■ CHALLENGE ■
Extract from the listing each line in which the word "Search" appears.

■ SUPPLIED ENTRIES ■
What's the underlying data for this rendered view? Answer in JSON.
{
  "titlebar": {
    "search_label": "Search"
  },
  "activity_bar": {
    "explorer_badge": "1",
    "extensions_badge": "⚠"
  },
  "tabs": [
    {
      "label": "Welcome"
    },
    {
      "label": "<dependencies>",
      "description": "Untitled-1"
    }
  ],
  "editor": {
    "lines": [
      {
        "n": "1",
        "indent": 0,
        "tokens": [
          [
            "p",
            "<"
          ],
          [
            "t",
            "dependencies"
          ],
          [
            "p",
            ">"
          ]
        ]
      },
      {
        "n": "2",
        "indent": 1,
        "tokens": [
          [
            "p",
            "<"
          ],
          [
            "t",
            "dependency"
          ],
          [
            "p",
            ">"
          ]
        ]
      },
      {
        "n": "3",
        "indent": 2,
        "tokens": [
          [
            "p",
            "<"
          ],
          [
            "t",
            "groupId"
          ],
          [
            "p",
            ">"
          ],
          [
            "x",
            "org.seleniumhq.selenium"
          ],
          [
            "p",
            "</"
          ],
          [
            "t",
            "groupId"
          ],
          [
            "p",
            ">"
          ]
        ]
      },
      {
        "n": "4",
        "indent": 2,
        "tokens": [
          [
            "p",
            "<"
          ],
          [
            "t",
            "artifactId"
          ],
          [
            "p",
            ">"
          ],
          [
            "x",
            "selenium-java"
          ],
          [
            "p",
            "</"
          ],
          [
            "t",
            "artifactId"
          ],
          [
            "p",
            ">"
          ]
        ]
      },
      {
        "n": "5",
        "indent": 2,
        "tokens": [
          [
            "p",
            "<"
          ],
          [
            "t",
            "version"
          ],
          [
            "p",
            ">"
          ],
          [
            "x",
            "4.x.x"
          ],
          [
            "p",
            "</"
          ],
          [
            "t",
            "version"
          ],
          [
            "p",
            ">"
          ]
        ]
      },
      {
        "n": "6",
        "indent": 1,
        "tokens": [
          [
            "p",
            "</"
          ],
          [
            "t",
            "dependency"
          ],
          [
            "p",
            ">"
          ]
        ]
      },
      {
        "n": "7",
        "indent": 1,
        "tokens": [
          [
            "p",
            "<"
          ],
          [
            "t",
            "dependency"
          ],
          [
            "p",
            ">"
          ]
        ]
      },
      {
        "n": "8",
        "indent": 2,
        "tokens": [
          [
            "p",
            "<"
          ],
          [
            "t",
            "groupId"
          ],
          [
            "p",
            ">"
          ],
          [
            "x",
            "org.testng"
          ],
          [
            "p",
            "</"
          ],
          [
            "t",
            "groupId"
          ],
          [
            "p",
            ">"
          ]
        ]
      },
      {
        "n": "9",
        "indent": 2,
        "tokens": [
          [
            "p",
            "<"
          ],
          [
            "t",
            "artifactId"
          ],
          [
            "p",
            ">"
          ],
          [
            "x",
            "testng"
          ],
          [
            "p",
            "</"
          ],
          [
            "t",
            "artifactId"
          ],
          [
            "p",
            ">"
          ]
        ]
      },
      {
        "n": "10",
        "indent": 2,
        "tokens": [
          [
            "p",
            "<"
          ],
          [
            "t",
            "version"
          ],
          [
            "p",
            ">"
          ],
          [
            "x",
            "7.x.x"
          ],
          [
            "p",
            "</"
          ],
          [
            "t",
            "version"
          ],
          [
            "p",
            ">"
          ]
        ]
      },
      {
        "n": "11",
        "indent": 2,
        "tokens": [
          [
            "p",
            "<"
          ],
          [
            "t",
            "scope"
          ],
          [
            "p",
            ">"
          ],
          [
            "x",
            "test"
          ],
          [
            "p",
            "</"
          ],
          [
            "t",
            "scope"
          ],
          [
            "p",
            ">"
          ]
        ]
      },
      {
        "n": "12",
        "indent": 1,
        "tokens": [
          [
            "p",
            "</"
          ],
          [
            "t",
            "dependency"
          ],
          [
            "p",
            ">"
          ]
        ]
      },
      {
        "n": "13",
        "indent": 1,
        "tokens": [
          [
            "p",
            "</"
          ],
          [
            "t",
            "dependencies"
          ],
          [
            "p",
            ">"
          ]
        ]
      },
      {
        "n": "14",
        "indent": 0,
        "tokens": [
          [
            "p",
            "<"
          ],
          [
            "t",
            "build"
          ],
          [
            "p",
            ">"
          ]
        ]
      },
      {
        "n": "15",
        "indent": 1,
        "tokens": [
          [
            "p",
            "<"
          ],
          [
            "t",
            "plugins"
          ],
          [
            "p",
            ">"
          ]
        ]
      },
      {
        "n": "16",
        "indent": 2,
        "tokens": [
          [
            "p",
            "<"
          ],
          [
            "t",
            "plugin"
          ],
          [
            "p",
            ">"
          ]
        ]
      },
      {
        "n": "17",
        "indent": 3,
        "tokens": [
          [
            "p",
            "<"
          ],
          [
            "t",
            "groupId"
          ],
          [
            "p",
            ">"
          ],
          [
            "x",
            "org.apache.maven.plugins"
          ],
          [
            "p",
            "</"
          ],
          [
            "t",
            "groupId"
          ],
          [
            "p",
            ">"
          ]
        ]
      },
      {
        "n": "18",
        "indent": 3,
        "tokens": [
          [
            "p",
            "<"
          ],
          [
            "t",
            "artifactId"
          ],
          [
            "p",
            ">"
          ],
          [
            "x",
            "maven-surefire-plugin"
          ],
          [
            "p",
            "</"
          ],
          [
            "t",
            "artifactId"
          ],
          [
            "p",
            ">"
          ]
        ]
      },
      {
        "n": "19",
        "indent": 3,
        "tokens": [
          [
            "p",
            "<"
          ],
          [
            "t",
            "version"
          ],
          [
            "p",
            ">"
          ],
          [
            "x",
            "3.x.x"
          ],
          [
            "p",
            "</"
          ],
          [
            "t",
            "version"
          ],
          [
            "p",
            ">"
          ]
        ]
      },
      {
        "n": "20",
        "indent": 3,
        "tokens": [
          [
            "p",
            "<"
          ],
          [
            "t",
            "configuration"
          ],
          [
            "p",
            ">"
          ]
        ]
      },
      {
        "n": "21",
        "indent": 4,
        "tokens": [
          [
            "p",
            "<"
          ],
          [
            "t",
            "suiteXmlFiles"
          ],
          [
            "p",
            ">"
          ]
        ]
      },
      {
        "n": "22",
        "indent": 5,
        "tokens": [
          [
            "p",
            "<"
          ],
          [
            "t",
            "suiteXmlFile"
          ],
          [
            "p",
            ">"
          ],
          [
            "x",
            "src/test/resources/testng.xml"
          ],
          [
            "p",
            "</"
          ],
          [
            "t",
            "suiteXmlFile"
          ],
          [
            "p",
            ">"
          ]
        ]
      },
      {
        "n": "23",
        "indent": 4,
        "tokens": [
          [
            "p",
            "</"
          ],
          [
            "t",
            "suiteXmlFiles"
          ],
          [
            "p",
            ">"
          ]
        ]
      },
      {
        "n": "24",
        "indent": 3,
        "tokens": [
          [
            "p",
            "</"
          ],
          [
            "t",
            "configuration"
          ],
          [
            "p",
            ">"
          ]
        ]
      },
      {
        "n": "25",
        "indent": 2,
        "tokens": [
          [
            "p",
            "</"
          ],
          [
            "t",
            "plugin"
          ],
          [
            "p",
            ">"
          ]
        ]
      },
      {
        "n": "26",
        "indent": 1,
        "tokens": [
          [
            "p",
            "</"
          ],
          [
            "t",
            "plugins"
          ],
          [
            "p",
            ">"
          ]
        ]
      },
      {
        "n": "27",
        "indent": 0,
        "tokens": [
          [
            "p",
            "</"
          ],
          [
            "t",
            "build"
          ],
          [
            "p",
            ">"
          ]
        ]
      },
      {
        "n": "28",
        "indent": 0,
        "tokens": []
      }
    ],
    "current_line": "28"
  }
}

---

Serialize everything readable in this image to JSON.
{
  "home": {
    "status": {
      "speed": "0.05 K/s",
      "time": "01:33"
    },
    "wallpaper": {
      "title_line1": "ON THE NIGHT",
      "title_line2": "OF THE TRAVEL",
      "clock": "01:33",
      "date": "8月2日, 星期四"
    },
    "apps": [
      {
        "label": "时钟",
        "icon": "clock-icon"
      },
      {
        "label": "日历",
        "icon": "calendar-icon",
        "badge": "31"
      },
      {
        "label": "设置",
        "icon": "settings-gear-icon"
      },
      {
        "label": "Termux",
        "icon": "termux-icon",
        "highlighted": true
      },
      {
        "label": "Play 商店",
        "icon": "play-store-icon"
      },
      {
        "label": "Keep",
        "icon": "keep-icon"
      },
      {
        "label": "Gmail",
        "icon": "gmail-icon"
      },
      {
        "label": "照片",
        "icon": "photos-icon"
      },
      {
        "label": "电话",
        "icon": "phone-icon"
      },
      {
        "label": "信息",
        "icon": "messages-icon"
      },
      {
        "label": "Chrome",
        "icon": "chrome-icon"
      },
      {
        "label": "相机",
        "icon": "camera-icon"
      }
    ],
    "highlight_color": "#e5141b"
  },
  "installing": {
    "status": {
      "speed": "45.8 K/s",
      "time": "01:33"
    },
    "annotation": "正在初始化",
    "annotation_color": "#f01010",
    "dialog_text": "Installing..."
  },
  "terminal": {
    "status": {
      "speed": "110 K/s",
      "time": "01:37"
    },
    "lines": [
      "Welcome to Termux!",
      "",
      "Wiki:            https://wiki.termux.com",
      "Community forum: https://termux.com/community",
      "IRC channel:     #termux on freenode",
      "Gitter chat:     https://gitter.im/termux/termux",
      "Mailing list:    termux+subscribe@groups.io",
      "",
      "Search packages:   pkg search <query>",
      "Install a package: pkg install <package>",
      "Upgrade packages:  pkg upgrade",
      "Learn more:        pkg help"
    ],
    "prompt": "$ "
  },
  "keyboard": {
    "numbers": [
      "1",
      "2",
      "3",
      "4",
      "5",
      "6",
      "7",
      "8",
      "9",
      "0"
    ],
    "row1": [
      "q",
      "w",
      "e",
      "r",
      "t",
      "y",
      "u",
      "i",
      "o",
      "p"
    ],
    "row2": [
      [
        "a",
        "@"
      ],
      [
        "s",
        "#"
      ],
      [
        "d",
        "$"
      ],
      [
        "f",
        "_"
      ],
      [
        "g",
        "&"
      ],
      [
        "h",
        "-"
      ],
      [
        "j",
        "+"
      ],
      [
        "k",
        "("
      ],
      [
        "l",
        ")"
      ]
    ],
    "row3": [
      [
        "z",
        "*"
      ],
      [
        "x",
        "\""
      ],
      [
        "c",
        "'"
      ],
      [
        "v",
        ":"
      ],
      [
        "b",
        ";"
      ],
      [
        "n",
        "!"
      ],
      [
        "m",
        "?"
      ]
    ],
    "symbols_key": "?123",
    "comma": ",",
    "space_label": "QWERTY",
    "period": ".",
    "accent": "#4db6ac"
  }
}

■ WRITTEN ANSWER ■
    "search_label": "Search"
      "Search packages:   pkg search <query>",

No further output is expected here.